# [Problem requirements]
List each line of the data in which the string "Rothkamp" appears.

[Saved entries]
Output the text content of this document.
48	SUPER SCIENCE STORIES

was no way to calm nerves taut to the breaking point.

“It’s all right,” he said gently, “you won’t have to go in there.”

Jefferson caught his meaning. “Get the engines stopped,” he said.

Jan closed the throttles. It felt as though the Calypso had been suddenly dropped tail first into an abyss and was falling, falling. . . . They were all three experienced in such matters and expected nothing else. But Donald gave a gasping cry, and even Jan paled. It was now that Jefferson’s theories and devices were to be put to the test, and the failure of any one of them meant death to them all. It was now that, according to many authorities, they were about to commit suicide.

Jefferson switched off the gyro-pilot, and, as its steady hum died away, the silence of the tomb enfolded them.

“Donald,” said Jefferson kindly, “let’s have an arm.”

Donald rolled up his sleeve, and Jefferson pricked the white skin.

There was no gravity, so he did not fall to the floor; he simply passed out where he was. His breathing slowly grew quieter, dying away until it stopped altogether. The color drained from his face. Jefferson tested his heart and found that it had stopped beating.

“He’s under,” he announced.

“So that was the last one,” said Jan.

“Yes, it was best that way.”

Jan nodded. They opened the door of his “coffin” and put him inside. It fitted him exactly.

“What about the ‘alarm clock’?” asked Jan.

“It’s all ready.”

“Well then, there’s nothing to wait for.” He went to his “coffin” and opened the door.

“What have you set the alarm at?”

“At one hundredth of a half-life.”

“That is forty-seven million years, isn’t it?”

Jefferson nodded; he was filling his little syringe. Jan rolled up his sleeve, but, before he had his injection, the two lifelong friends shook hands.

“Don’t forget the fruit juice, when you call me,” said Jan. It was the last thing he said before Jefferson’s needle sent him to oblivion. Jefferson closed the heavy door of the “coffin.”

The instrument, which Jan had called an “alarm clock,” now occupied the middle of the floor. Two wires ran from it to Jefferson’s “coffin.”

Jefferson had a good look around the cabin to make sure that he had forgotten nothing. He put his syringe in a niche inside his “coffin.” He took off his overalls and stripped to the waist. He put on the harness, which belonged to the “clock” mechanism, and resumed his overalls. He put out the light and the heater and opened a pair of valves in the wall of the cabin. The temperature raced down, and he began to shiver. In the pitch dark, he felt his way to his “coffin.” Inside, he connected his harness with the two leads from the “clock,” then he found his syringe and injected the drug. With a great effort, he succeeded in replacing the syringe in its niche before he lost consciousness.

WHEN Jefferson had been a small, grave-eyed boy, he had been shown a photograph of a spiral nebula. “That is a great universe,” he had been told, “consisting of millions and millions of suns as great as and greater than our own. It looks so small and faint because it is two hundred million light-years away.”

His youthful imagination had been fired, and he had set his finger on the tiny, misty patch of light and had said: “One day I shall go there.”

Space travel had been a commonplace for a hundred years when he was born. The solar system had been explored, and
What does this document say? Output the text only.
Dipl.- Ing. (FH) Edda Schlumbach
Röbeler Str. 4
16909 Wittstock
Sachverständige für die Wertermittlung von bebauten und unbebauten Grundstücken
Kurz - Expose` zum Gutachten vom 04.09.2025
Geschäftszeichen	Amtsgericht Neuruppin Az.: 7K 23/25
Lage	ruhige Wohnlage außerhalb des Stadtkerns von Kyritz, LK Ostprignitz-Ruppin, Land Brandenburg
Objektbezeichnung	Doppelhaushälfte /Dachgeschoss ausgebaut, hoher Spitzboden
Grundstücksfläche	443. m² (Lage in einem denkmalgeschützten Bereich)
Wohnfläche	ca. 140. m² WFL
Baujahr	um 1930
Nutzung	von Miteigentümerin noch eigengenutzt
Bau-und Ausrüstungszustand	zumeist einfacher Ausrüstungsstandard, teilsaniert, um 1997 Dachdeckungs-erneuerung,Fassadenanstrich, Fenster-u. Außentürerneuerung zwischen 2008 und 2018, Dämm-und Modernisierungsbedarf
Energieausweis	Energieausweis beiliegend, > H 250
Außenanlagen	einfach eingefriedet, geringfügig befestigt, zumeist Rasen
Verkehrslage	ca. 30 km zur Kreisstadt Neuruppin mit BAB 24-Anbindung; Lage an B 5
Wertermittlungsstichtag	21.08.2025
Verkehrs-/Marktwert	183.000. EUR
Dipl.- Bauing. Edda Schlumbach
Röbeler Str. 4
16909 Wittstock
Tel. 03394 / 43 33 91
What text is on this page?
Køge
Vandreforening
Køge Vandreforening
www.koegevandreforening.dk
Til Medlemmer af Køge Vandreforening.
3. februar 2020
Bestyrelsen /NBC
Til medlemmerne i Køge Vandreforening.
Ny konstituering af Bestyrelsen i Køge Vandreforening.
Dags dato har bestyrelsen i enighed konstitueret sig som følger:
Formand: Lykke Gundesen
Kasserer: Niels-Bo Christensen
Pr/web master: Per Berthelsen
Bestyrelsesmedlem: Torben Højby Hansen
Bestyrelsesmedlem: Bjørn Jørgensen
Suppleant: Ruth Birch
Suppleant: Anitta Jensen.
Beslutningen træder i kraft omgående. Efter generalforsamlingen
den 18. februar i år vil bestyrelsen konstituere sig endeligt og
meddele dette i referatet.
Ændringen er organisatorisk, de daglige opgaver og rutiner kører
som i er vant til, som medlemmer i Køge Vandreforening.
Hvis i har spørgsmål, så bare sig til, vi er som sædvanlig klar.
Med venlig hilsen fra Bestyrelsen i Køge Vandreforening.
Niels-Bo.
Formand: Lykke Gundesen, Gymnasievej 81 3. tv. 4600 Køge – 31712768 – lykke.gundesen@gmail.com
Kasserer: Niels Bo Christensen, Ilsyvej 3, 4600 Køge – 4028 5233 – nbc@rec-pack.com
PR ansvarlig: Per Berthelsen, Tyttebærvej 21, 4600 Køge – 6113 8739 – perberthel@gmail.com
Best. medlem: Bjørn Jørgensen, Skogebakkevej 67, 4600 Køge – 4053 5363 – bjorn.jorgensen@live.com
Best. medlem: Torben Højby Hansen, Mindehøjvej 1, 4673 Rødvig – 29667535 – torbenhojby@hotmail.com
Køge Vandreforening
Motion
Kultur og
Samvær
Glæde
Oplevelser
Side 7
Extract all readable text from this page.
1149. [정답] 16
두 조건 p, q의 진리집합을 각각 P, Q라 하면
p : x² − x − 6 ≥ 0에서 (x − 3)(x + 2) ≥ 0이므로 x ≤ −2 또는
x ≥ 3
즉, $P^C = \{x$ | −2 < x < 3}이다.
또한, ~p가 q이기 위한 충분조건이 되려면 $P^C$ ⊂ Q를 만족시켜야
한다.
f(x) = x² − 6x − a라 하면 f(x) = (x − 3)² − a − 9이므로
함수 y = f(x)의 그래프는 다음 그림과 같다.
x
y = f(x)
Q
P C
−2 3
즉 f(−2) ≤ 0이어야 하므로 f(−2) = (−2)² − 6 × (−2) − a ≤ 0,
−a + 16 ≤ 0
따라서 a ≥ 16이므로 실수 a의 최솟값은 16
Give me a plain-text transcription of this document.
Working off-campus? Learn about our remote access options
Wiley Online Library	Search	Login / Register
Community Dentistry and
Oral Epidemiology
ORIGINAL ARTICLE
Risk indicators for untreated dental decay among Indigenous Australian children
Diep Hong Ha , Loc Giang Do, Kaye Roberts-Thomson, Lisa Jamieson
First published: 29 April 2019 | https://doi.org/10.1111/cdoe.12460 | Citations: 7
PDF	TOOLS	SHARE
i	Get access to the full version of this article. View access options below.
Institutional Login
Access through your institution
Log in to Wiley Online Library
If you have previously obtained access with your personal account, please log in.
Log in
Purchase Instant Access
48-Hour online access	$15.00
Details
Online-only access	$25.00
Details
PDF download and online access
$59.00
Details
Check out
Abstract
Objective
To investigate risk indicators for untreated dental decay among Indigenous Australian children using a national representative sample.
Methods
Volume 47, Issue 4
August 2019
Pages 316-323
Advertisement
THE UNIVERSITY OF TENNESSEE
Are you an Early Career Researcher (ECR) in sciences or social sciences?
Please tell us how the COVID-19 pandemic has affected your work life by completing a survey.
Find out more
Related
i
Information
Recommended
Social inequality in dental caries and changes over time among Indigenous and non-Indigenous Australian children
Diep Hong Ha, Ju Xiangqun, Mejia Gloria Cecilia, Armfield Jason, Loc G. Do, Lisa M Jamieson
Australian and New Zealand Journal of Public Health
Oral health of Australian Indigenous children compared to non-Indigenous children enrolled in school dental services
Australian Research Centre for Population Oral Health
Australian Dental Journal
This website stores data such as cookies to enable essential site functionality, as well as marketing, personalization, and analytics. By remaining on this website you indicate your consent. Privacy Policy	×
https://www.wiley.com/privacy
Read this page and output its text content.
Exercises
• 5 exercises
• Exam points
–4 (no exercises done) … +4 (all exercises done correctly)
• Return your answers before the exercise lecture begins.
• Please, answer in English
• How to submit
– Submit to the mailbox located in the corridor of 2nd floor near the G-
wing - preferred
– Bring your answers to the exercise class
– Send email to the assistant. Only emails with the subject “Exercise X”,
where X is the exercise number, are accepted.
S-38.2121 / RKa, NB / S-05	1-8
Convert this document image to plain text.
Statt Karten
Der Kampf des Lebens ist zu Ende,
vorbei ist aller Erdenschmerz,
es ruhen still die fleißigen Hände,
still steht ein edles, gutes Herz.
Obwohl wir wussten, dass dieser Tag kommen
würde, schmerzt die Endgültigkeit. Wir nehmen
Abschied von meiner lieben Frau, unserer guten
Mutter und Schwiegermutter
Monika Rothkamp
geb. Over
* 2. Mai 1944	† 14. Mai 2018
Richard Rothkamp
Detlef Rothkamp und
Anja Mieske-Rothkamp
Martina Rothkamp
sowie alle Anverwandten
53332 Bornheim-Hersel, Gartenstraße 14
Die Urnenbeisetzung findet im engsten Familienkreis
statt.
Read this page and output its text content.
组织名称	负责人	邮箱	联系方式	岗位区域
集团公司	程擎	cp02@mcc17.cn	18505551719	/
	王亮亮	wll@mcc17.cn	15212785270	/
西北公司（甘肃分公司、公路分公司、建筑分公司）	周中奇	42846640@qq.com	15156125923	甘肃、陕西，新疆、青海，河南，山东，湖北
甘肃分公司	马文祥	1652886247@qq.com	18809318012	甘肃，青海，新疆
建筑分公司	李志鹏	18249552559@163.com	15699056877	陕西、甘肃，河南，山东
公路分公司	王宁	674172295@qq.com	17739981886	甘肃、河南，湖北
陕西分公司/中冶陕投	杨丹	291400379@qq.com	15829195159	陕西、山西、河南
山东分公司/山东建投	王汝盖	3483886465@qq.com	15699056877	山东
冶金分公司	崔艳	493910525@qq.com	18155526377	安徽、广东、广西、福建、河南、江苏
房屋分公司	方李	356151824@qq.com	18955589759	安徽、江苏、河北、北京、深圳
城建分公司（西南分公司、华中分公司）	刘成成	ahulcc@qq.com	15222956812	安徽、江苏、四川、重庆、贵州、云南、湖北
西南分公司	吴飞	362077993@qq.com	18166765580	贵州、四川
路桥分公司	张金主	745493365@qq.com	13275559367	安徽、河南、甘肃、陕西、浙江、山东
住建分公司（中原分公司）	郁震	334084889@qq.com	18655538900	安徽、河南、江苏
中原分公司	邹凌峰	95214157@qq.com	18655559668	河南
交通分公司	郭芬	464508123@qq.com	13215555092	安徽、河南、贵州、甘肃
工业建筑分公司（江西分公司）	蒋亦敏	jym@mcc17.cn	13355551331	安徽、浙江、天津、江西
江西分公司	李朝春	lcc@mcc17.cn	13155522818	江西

# [Task output]
Monika Rothkamp
Richard Rothkamp
Detlef Rothkamp und
Anja Mieske-Rothkamp
Martina Rothkamp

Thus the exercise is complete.